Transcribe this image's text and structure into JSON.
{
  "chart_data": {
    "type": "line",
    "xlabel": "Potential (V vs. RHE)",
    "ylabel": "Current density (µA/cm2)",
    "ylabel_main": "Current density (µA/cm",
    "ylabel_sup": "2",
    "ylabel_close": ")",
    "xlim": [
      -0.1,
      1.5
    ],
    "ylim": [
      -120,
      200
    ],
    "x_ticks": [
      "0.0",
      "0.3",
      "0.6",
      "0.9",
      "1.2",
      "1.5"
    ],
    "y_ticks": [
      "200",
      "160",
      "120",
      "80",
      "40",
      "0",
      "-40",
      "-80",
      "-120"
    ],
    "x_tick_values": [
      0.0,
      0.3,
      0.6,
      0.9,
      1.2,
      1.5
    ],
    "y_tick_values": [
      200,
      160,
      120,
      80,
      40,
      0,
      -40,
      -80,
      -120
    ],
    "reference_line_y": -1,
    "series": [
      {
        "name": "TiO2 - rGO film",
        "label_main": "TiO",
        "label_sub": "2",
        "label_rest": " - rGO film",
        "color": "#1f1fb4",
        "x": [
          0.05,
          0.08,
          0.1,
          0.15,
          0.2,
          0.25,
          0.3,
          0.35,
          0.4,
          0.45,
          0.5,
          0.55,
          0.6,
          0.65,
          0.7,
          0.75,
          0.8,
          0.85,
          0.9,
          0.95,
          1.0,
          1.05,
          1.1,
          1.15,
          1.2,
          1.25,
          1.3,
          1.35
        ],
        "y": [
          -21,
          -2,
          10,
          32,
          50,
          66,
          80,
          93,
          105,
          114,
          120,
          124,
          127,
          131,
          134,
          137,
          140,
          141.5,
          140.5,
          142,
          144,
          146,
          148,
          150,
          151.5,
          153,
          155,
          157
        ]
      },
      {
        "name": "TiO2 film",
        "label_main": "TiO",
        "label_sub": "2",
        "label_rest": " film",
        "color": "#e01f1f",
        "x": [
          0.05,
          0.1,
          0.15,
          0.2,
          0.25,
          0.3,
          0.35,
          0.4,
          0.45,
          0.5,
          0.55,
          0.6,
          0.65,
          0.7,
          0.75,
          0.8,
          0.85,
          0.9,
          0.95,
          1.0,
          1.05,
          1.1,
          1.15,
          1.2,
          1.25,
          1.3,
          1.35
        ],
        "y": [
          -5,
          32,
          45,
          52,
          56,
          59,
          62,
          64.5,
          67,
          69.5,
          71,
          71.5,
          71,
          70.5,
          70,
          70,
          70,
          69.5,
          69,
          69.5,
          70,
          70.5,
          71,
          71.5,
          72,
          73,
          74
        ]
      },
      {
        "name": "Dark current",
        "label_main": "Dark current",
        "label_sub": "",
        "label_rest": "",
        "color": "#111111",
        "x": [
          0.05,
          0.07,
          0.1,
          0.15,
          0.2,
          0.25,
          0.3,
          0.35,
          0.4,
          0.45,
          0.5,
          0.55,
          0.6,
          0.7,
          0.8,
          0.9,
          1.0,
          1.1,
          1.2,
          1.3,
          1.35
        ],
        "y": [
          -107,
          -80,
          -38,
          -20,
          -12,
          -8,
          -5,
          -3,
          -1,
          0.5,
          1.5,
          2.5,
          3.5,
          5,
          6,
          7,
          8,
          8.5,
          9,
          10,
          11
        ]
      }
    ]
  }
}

Work instructions: Reproduce the data shown above exactly.

Complete answer:
Transcribe this image's text and structure into JSON.
{
  "chart_data": {
    "type": "line",
    "xlabel": "Potential (V vs. RHE)",
    "ylabel": "Current density (µA/cm2)",
    "ylabel_main": "Current density (µA/cm",
    "ylabel_sup": "2",
    "ylabel_close": ")",
    "xlim": [
      -0.1,
      1.5
    ],
    "ylim": [
      -120,
      200
    ],
    "x_ticks": [
      "0.0",
      "0.3",
      "0.6",
      "0.9",
      "1.2",
      "1.5"
    ],
    "y_ticks": [
      "200",
      "160",
      "120",
      "80",
      "40",
      "0",
      "-40",
      "-80",
      "-120"
    ],
    "x_tick_values": [
      0.0,
      0.3,
      0.6,
      0.9,
      1.2,
      1.5
    ],
    "y_tick_values": [
      200,
      160,
      120,
      80,
      40,
      0,
      -40,
      -80,
      -120
    ],
    "reference_line_y": -1,
    "series": [
      {
        "name": "TiO2 - rGO film",
        "label_main": "TiO",
        "label_sub": "2",
        "label_rest": " - rGO film",
        "color": "#1f1fb4",
        "x": [
          0.05,
          0.08,
          0.1,
          0.15,
          0.2,
          0.25,
          0.3,
          0.35,
          0.4,
          0.45,
          0.5,
          0.55,
          0.6,
          0.65,
          0.7,
          0.75,
          0.8,
          0.85,
          0.9,
          0.95,
          1.0,
          1.05,
          1.1,
          1.15,
          1.2,
          1.25,
          1.3,
          1.35
        ],
        "y": [
          -21,
          -2,
          10,
          32,
          50,
          66,
          80,
          93,
          105,
          114,
          120,
          124,
          127,
          131,
          134,
          137,
          140,
          141.5,
          140.5,
          142,
          144,
          146,
          148,
          150,
          151.5,
          153,
          155,
          157
        ]
      },
      {
        "name": "TiO2 film",
        "label_main": "TiO",
        "label_sub": "2",
        "label_rest": " film",
        "color": "#e01f1f",
        "x": [
          0.05,
          0.1,
          0.15,
          0.2,
          0.25,
          0.3,
          0.35,
          0.4,
          0.45,
          0.5,
          0.55,
          0.6,
          0.65,
          0.7,
          0.75,
          0.8,
          0.85,
          0.9,
          0.95,
          1.0,
          1.05,
          1.1,
          1.15,
          1.2,
          1.25,
          1.3,
          1.35
        ],
        "y": [
          -5,
          32,
          45,
          52,
          56,
          59,
          62,
          64.5,
          67,
          69.5,
          71,
          71.5,
          71,
          70.5,
          70,
          70,
          70,
          69.5,
          69,
          69.5,
          70,
          70.5,
          71,
          71.5,
          72,
          73,
          74
        ]
      },
      {
        "name": "Dark current",
        "label_main": "Dark current",
        "label_sub": "",
        "label_rest": "",
        "color": "#111111",
        "x": [
          0.05,
          0.07,
          0.1,
          0.15,
          0.2,
          0.25,
          0.3,
          0.35,
          0.4,
          0.45,
          0.5,
          0.55,
          0.6,
          0.7,
          0.8,
          0.9,
          1.0,
          1.1,
          1.2,
          1.3,
          1.35
        ],
        "y": [
          -107,
          -80,
          -38,
          -20,
          -12,
          -8,
          -5,
          -3,
          -1,
          0.5,
          1.5,
          2.5,
          3.5,
          5,
          6,
          7,
          8,
          8.5,
          9,
          10,
          11
        ]
      }
    ]
  }
}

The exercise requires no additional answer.